• [Your objective]
Identify and reproduce every line holding the string "chevron".

• [Given data]
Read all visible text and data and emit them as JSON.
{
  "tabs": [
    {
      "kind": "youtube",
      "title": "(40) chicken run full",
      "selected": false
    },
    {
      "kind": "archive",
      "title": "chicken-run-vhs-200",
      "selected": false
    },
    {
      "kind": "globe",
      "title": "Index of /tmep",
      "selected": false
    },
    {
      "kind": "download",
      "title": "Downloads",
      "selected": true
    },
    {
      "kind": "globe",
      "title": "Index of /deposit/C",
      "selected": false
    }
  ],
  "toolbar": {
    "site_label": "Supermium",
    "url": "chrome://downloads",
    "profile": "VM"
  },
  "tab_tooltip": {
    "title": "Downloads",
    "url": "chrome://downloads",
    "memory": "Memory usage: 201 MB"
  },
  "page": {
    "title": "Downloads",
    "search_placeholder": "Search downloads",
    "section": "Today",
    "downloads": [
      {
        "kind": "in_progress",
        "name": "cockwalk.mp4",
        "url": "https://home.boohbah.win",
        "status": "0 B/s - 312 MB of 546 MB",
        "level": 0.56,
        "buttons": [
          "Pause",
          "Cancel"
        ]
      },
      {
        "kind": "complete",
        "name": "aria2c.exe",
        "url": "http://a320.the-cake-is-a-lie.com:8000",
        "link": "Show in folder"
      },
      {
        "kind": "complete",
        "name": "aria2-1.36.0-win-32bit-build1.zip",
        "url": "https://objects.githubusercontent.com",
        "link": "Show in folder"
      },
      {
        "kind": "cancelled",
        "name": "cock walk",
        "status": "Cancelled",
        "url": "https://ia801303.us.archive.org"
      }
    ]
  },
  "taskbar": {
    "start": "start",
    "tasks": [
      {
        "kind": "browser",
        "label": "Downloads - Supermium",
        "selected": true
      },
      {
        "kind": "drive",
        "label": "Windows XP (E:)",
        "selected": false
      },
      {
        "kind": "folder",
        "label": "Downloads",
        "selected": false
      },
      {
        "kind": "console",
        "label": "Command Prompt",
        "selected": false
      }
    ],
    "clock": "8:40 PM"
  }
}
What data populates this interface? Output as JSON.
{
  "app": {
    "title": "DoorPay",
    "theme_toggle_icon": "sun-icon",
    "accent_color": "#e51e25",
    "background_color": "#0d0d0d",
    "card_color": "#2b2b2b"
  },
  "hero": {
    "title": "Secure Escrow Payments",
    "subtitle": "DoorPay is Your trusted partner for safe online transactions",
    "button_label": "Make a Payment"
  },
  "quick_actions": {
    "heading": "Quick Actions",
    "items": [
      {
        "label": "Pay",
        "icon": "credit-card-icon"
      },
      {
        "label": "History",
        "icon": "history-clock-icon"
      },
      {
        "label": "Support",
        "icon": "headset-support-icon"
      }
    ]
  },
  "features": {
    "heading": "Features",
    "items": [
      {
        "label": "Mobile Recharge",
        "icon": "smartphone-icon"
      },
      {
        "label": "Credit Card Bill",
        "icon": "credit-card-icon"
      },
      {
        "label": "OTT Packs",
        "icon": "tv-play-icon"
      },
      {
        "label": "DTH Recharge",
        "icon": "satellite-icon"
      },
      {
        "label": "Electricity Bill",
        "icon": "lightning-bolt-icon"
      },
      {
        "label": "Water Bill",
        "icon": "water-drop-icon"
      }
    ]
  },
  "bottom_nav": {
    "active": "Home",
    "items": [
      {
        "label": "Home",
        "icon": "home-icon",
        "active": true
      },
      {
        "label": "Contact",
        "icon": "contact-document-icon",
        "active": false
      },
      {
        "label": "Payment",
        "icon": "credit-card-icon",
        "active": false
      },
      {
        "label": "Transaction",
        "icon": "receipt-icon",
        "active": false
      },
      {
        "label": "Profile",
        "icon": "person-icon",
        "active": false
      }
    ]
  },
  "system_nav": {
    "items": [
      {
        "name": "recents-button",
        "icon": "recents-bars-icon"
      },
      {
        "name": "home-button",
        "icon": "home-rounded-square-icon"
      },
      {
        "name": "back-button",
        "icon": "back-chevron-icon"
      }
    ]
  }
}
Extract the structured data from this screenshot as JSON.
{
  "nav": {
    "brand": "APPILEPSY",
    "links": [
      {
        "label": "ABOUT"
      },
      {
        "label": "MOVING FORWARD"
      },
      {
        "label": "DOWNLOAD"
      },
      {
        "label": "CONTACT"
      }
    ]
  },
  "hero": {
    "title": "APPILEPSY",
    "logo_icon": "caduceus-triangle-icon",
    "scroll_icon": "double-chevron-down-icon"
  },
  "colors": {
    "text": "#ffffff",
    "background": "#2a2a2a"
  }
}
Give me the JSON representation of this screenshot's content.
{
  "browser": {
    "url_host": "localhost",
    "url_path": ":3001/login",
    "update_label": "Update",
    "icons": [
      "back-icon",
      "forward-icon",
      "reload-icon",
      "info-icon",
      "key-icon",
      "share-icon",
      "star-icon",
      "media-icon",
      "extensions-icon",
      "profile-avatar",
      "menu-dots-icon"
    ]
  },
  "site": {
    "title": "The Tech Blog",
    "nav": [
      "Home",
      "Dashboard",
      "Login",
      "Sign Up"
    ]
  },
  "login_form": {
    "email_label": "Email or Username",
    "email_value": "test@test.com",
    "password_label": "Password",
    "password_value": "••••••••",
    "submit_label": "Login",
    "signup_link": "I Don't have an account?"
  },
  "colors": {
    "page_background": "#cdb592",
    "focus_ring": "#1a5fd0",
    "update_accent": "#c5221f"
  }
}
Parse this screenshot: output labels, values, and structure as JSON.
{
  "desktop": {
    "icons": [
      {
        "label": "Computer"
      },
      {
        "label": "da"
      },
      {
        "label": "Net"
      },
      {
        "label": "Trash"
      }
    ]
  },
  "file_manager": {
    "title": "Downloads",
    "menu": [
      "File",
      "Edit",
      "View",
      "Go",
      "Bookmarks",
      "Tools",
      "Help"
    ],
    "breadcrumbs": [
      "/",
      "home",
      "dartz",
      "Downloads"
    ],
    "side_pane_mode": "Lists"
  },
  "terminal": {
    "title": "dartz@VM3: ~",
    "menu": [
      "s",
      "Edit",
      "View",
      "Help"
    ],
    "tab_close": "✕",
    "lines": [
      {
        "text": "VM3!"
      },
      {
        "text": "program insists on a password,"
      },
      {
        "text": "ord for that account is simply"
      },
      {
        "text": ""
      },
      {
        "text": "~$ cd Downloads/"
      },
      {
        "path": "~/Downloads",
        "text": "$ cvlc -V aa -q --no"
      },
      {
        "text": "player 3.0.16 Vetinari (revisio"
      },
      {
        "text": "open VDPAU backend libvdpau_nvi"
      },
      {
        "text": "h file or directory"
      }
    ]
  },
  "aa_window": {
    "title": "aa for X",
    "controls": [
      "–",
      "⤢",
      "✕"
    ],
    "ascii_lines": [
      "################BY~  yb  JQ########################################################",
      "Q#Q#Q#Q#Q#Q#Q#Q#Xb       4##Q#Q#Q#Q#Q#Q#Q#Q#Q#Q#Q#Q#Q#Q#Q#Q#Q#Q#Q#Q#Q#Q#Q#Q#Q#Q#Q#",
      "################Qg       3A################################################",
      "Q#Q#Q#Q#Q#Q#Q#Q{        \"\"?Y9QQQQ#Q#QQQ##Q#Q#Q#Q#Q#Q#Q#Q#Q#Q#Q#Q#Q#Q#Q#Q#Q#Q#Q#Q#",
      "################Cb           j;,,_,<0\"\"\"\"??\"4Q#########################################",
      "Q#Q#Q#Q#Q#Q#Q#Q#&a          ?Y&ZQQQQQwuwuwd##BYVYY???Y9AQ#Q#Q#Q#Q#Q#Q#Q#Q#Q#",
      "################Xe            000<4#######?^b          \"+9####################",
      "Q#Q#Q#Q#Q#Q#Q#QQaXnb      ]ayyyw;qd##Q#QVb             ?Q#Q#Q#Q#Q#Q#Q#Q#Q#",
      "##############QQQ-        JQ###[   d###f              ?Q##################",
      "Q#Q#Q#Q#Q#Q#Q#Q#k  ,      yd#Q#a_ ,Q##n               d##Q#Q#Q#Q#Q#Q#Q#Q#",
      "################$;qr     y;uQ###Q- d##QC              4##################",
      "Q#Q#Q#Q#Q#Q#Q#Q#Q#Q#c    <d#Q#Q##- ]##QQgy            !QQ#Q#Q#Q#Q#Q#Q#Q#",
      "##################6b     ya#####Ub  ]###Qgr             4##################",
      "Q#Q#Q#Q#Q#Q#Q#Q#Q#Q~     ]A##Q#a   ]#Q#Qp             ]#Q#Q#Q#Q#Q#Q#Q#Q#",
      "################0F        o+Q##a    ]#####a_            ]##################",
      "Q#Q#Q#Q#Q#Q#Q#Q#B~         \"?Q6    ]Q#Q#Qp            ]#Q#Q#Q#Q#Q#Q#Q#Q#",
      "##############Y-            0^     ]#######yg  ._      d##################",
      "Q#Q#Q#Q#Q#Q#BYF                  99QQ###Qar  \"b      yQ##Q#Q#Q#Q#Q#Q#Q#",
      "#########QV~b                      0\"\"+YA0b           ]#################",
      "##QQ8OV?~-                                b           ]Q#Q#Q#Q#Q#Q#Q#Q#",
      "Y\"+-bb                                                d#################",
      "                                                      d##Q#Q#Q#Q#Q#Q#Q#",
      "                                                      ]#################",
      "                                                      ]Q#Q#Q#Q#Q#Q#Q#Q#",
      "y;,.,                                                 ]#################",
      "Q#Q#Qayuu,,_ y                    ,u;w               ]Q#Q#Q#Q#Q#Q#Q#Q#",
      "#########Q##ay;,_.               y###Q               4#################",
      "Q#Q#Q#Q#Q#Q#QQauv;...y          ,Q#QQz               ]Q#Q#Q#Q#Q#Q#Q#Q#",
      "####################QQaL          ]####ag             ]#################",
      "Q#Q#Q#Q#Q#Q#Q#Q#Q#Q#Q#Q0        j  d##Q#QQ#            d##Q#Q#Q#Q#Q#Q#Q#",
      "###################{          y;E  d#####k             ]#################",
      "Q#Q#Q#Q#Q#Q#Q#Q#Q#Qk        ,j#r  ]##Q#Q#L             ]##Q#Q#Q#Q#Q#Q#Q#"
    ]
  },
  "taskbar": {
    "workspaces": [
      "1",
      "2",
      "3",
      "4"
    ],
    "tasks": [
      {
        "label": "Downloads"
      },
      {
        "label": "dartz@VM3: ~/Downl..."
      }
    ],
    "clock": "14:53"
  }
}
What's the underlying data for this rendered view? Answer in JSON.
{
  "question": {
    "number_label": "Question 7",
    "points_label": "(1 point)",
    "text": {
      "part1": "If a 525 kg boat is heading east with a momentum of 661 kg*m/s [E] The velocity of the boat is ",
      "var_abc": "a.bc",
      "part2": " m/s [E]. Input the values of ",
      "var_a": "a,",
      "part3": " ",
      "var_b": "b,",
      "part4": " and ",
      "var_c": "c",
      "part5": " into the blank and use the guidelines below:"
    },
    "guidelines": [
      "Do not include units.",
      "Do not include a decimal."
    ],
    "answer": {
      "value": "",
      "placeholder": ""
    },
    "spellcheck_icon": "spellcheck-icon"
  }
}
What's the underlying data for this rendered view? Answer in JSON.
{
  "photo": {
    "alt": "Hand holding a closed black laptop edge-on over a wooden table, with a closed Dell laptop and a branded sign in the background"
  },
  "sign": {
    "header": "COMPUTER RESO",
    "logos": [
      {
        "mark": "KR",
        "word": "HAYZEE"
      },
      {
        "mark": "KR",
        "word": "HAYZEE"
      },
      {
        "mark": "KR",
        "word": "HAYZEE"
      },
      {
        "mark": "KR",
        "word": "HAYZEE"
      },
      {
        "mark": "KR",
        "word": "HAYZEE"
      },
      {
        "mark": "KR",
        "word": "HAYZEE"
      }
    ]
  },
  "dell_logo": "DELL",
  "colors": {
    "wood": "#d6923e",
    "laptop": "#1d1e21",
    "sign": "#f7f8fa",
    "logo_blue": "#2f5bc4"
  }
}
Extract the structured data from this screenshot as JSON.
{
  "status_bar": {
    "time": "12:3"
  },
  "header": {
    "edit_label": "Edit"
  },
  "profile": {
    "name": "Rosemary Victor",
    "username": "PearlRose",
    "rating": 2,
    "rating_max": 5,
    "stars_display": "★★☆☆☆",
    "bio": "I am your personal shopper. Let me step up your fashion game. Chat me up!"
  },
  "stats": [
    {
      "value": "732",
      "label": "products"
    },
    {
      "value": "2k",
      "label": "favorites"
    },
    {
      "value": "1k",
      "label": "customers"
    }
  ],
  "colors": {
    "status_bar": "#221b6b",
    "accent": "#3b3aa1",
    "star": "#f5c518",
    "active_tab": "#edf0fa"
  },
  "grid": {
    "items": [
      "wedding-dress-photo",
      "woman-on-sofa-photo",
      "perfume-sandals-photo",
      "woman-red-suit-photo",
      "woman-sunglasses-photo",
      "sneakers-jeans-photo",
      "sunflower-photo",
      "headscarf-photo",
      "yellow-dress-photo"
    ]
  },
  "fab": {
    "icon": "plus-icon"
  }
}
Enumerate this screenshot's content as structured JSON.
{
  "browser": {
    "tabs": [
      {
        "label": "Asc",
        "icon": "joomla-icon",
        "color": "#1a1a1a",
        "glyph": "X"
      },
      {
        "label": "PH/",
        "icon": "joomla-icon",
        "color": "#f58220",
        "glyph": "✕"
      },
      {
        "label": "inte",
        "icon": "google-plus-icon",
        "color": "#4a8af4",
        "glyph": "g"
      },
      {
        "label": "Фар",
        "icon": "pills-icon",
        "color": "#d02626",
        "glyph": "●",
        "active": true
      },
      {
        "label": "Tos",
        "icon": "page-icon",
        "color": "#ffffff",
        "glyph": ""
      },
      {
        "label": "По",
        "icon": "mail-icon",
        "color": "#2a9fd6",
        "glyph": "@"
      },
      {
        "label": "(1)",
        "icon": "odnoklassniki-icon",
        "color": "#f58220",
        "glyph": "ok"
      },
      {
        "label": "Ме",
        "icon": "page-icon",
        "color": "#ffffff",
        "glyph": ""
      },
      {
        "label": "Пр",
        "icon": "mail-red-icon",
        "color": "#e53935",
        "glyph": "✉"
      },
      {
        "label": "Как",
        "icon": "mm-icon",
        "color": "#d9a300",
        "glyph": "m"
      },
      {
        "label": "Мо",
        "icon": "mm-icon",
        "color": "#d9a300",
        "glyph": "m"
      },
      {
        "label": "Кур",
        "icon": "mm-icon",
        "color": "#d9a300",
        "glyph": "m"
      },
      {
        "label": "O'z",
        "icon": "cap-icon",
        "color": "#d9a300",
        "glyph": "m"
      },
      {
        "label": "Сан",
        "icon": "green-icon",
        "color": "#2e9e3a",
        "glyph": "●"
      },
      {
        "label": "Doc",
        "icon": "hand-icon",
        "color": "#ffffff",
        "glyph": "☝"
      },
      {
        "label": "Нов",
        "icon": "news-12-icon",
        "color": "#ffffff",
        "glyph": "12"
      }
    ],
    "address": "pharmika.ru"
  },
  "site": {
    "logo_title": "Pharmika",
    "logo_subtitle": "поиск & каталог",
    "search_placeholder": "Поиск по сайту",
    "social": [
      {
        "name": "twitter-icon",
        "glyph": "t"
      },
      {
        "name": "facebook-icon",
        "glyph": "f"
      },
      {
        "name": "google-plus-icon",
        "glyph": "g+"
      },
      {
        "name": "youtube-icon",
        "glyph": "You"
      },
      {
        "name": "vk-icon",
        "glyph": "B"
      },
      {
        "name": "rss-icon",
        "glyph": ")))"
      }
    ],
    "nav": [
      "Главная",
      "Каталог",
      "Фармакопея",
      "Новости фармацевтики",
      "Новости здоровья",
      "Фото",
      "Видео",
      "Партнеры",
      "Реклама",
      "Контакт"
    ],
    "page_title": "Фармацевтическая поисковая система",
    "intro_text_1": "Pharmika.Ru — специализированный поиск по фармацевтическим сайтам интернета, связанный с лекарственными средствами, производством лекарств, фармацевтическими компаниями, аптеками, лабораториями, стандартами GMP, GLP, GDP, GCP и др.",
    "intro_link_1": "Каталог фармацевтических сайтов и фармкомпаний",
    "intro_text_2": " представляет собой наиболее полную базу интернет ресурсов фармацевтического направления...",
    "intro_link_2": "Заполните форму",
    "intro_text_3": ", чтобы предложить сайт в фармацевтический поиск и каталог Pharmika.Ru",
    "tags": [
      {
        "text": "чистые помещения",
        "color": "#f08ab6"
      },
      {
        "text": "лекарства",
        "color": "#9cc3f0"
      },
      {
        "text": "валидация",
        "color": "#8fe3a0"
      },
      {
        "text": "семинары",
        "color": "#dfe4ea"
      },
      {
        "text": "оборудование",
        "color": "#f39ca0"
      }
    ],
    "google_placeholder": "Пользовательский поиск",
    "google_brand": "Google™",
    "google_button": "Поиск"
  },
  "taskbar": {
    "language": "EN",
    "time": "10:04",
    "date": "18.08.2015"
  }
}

• [In response]
        "icon": "back-chevron-icon"
    "scroll_icon": "double-chevron-down-icon"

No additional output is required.